*Objective*. Set down the whole listing verbatim.

[Data items]
-- -- --
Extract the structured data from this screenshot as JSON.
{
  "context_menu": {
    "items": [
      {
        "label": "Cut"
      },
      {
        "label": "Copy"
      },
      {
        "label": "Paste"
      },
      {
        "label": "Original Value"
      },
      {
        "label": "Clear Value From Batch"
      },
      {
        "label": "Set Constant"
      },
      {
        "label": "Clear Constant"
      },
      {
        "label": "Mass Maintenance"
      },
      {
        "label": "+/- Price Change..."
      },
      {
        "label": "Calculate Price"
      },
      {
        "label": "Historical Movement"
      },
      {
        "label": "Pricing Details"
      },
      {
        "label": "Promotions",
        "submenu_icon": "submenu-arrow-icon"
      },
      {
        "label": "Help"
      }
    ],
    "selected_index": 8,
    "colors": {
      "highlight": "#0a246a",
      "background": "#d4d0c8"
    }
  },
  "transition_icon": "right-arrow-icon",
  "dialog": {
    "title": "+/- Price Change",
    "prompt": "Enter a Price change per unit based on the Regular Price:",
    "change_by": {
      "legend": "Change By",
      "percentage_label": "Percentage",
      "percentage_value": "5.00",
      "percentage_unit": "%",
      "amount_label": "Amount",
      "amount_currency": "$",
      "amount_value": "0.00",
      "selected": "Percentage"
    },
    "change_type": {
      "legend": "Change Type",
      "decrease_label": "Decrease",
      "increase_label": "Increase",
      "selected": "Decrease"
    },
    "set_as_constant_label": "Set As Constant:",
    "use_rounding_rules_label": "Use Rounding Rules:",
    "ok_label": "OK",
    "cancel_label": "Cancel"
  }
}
-- -- --
*The output*.
Extract the structured data from this screenshot as JSON.
{
  "context_menu": {
    "items": [
      {
        "label": "Cut"
      },
      {
        "label": "Copy"
      },
      {
        "label": "Paste"
      },
      {
        "label": "Original Value"
      },
      {
        "label": "Clear Value From Batch"
      },
      {
        "label": "Set Constant"
      },
      {
        "label": "Clear Constant"
      },
      {
        "label": "Mass Maintenance"
      },
      {
        "label": "+/- Price Change..."
      },
      {
        "label": "Calculate Price"
      },
      {
        "label": "Historical Movement"
      },
      {
        "label": "Pricing Details"
      },
      {
        "label": "Promotions",
        "submenu_icon": "submenu-arrow-icon"
      },
      {
        "label": "Help"
      }
    ],
    "selected_index": 8,
    "colors": {
      "highlight": "#0a246a",
      "background": "#d4d0c8"
    }
  },
  "transition_icon": "right-arrow-icon",
  "dialog": {
    "title": "+/- Price Change",
    "prompt": "Enter a Price change per unit based on the Regular Price:",
    "change_by": {
      "legend": "Change By",
      "percentage_label": "Percentage",
      "percentage_value": "5.00",
      "percentage_unit": "%",
      "amount_label": "Amount",
      "amount_currency": "$",
      "amount_value": "0.00",
      "selected": "Percentage"
    },
    "change_type": {
      "legend": "Change Type",
      "decrease_label": "Decrease",
      "increase_label": "Increase",
      "selected": "Decrease"
    },
    "set_as_constant_label": "Set As Constant:",
    "use_rounding_rules_label": "Use Rounding Rules:",
    "ok_label": "OK",
    "cancel_label": "Cancel"
  }
}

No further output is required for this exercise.